=== Records for this task ===

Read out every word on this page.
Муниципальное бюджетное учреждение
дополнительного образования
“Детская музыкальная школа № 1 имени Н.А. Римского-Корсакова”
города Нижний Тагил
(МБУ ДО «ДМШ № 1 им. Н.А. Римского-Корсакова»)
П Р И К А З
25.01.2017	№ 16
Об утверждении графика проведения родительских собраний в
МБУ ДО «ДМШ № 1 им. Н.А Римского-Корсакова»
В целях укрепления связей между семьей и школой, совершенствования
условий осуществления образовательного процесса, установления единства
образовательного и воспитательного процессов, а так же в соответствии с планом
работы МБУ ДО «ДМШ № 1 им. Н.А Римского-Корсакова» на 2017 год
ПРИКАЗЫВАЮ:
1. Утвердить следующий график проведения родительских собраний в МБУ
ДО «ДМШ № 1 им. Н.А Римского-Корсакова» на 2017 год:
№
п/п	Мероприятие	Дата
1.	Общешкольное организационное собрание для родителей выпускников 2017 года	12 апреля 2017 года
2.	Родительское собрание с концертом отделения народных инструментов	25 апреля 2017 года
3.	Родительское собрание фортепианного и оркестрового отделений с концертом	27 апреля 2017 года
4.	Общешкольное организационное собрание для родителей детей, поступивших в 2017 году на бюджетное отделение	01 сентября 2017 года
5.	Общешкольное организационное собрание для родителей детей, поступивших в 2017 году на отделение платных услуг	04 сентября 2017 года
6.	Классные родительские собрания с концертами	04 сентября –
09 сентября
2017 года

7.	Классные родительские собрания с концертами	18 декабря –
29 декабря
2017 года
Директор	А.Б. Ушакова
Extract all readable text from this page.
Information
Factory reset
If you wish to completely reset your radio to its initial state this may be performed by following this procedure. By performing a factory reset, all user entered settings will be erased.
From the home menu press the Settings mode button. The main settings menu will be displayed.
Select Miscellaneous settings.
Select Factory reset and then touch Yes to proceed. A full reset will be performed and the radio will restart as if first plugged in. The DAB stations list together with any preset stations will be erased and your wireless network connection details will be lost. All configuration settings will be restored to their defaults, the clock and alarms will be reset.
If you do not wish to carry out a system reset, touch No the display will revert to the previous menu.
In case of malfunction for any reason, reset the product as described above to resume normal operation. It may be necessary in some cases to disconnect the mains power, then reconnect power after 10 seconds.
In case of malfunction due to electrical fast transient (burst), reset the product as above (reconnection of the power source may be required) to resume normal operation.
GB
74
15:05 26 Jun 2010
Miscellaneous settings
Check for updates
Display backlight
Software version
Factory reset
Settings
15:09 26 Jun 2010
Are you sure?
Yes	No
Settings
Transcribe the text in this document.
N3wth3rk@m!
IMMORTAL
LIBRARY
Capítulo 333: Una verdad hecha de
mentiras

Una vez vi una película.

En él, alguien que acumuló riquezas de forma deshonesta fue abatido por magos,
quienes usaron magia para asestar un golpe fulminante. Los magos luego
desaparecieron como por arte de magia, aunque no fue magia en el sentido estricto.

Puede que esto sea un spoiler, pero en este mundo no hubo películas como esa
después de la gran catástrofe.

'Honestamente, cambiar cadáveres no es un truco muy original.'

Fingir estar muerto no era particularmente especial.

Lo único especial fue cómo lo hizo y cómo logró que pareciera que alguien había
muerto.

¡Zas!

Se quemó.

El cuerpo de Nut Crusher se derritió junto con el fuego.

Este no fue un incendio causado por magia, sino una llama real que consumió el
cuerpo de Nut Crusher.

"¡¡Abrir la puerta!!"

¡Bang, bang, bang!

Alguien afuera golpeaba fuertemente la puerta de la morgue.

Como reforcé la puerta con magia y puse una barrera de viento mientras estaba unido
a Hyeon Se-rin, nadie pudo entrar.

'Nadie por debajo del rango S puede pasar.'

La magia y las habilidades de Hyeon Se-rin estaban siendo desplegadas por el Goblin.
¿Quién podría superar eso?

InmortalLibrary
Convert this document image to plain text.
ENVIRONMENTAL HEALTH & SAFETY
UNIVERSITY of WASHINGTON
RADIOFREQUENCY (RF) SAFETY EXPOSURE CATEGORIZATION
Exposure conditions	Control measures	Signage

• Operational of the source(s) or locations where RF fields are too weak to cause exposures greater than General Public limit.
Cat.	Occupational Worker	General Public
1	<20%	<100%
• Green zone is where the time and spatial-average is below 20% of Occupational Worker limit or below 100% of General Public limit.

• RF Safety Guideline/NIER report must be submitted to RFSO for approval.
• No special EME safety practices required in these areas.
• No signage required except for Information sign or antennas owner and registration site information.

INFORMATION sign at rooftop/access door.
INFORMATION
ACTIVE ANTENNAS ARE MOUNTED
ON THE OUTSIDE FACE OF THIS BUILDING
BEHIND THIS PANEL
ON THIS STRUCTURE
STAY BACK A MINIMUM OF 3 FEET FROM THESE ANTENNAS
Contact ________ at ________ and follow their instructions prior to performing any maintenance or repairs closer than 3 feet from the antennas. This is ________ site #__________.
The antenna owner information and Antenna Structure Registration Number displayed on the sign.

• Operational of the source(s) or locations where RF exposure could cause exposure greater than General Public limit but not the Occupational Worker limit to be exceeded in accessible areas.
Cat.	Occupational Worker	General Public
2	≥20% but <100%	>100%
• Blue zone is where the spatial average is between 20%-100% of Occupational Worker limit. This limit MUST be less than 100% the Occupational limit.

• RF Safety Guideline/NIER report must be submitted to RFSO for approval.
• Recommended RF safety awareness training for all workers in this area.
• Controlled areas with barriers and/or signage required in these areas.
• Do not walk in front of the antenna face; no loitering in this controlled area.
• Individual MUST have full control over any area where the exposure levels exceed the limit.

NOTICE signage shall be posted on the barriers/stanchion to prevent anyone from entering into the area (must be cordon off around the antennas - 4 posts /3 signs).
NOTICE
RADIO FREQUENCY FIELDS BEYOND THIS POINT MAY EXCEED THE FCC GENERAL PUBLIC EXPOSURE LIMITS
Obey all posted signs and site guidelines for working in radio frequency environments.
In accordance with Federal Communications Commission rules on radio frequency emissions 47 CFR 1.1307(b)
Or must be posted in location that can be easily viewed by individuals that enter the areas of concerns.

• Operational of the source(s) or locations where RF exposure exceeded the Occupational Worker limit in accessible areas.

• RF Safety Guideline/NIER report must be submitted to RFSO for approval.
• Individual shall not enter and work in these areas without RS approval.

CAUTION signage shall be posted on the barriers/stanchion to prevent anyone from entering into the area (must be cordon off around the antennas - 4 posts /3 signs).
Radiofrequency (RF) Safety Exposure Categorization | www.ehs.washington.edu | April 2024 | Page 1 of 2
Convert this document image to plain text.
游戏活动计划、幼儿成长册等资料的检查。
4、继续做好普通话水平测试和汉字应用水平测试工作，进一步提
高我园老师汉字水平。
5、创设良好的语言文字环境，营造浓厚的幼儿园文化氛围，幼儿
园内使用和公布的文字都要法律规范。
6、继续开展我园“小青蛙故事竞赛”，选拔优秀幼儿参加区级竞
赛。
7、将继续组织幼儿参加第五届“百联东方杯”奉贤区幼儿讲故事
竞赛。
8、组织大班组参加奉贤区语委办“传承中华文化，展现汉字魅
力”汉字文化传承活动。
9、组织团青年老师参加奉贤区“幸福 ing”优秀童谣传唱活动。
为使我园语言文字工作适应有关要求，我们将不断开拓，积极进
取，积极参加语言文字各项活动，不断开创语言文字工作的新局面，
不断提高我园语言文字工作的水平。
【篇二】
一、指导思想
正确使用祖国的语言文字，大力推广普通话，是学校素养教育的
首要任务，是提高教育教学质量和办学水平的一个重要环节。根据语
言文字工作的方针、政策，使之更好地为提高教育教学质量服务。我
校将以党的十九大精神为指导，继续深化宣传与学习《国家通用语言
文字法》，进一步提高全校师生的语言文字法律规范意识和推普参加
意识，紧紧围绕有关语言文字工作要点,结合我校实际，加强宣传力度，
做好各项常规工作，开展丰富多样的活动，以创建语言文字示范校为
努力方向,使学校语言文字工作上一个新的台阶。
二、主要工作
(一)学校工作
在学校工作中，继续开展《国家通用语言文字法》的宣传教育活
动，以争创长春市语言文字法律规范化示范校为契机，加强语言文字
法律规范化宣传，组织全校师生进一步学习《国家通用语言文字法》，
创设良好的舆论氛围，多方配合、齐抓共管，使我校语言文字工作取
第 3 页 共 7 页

===

*Brief*: Search the data above for the word "собрание", then gather each line in which it appears.

*Solution to this task*:
1.	Общешкольное организационное собрание для родителей выпускников 2017 года	12 апреля 2017 года
2.	Родительское собрание с концертом отделения народных инструментов	25 апреля 2017 года
3.	Родительское собрание фортепианного и оркестрового отделений с концертом	27 апреля 2017 года
4.	Общешкольное организационное собрание для родителей детей, поступивших в 2017 году на бюджетное отделение	01 сентября 2017 года
5.	Общешкольное организационное собрание для родителей детей, поступивших в 2017 году на отделение платных услуг	04 сентября 2017 года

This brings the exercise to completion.